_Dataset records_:
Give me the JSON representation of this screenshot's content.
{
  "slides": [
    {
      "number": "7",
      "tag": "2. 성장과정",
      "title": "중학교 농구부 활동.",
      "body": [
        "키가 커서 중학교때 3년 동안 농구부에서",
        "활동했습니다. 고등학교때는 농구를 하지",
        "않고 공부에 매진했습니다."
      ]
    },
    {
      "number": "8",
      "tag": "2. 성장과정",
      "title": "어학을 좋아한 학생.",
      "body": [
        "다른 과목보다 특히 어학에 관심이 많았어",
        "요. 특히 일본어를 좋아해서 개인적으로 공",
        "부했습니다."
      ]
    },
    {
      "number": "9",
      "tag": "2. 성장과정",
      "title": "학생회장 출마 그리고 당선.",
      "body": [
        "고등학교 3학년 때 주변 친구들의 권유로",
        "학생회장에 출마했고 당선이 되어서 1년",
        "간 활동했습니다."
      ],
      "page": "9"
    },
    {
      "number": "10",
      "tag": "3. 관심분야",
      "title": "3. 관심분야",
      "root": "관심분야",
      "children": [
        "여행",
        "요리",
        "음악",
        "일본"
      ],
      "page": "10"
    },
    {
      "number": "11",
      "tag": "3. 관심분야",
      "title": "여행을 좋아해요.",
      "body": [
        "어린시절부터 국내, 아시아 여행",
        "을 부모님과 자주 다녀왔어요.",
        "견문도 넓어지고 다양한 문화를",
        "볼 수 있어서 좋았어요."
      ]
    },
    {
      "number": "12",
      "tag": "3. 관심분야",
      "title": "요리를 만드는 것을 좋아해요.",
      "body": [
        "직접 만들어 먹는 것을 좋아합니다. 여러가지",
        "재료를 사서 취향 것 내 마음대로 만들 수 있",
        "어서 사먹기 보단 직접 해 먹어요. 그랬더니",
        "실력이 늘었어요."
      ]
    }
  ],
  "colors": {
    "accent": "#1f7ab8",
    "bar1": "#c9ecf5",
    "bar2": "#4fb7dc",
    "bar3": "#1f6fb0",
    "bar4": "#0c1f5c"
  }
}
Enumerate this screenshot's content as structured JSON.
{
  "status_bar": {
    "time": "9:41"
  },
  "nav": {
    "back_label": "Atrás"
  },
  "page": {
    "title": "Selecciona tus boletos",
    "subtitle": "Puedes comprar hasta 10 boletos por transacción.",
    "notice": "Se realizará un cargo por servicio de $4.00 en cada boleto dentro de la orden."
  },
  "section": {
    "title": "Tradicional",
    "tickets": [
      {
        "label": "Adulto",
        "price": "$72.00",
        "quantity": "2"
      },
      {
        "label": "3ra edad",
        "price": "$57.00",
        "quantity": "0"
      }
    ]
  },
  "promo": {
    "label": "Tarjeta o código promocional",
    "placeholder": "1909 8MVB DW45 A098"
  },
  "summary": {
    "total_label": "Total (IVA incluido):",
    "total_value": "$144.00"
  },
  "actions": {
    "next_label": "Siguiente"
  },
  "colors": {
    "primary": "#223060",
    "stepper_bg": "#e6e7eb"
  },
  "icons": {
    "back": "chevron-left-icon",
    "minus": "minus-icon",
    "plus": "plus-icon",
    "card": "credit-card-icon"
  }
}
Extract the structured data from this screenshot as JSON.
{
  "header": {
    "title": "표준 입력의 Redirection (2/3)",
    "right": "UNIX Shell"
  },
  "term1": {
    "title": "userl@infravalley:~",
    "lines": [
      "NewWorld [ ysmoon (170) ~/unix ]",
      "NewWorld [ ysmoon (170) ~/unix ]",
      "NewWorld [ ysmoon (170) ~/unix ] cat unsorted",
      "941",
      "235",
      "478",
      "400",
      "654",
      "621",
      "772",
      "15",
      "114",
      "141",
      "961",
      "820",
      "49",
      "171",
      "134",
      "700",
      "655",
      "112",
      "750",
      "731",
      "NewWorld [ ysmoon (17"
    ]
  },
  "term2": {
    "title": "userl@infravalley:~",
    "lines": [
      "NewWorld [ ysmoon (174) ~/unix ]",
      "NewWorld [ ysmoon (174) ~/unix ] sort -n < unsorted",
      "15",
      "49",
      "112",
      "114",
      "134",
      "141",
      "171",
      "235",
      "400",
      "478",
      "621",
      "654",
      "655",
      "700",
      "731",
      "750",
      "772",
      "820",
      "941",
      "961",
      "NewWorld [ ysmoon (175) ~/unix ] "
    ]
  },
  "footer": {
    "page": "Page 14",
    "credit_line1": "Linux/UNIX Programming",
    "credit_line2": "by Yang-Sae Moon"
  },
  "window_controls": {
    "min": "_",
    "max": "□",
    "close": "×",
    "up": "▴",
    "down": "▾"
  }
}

_TASK DIRECTIONS_: Extract each record, keeping it identical to the original.

_THE ANSWER_:
Give me the JSON representation of this screenshot's content.
{
  "slides": [
    {
      "number": "7",
      "tag": "2. 성장과정",
      "title": "중학교 농구부 활동.",
      "body": [
        "키가 커서 중학교때 3년 동안 농구부에서",
        "활동했습니다. 고등학교때는 농구를 하지",
        "않고 공부에 매진했습니다."
      ]
    },
    {
      "number": "8",
      "tag": "2. 성장과정",
      "title": "어학을 좋아한 학생.",
      "body": [
        "다른 과목보다 특히 어학에 관심이 많았어",
        "요. 특히 일본어를 좋아해서 개인적으로 공",
        "부했습니다."
      ]
    },
    {
      "number": "9",
      "tag": "2. 성장과정",
      "title": "학생회장 출마 그리고 당선.",
      "body": [
        "고등학교 3학년 때 주변 친구들의 권유로",
        "학생회장에 출마했고 당선이 되어서 1년",
        "간 활동했습니다."
      ],
      "page": "9"
    },
    {
      "number": "10",
      "tag": "3. 관심분야",
      "title": "3. 관심분야",
      "root": "관심분야",
      "children": [
        "여행",
        "요리",
        "음악",
        "일본"
      ],
      "page": "10"
    },
    {
      "number": "11",
      "tag": "3. 관심분야",
      "title": "여행을 좋아해요.",
      "body": [
        "어린시절부터 국내, 아시아 여행",
        "을 부모님과 자주 다녀왔어요.",
        "견문도 넓어지고 다양한 문화를",
        "볼 수 있어서 좋았어요."
      ]
    },
    {
      "number": "12",
      "tag": "3. 관심분야",
      "title": "요리를 만드는 것을 좋아해요.",
      "body": [
        "직접 만들어 먹는 것을 좋아합니다. 여러가지",
        "재료를 사서 취향 것 내 마음대로 만들 수 있",
        "어서 사먹기 보단 직접 해 먹어요. 그랬더니",
        "실력이 늘었어요."
      ]
    }
  ],
  "colors": {
    "accent": "#1f7ab8",
    "bar1": "#c9ecf5",
    "bar2": "#4fb7dc",
    "bar3": "#1f6fb0",
    "bar4": "#0c1f5c"
  }
}
Enumerate this screenshot's content as structured JSON.
{
  "status_bar": {
    "time": "9:41"
  },
  "nav": {
    "back_label": "Atrás"
  },
  "page": {
    "title": "Selecciona tus boletos",
    "subtitle": "Puedes comprar hasta 10 boletos por transacción.",
    "notice": "Se realizará un cargo por servicio de $4.00 en cada boleto dentro de la orden."
  },
  "section": {
    "title": "Tradicional",
    "tickets": [
      {
        "label": "Adulto",
        "price": "$72.00",
        "quantity": "2"
      },
      {
        "label": "3ra edad",
        "price": "$57.00",
        "quantity": "0"
      }
    ]
  },
  "promo": {
    "label": "Tarjeta o código promocional",
    "placeholder": "1909 8MVB DW45 A098"
  },
  "summary": {
    "total_label": "Total (IVA incluido):",
    "total_value": "$144.00"
  },
  "actions": {
    "next_label": "Siguiente"
  },
  "colors": {
    "primary": "#223060",
    "stepper_bg": "#e6e7eb"
  },
  "icons": {
    "back": "chevron-left-icon",
    "minus": "minus-icon",
    "plus": "plus-icon",
    "card": "credit-card-icon"
  }
}
Extract the structured data from this screenshot as JSON.
{
  "header": {
    "title": "표준 입력의 Redirection (2/3)",
    "right": "UNIX Shell"
  },
  "term1": {
    "title": "userl@infravalley:~",
    "lines": [
      "NewWorld [ ysmoon (170) ~/unix ]",
      "NewWorld [ ysmoon (170) ~/unix ]",
      "NewWorld [ ysmoon (170) ~/unix ] cat unsorted",
      "941",
      "235",
      "478",
      "400",
      "654",
      "621",
      "772",
      "15",
      "114",
      "141",
      "961",
      "820",
      "49",
      "171",
      "134",
      "700",
      "655",
      "112",
      "750",
      "731",
      "NewWorld [ ysmoon (17"
    ]
  },
  "term2": {
    "title": "userl@infravalley:~",
    "lines": [
      "NewWorld [ ysmoon (174) ~/unix ]",
      "NewWorld [ ysmoon (174) ~/unix ] sort -n < unsorted",
      "15",
      "49",
      "112",
      "114",
      "134",
      "141",
      "171",
      "235",
      "400",
      "478",
      "621",
      "654",
      "655",
      "700",
      "731",
      "750",
      "772",
      "820",
      "941",
      "961",
      "NewWorld [ ysmoon (175) ~/unix ] "
    ]
  },
  "footer": {
    "page": "Page 14",
    "credit_line1": "Linux/UNIX Programming",
    "credit_line2": "by Yang-Sae Moon"
  },
  "window_controls": {
    "min": "_",
    "max": "□",
    "close": "×",
    "up": "▴",
    "down": "▾"
  }
}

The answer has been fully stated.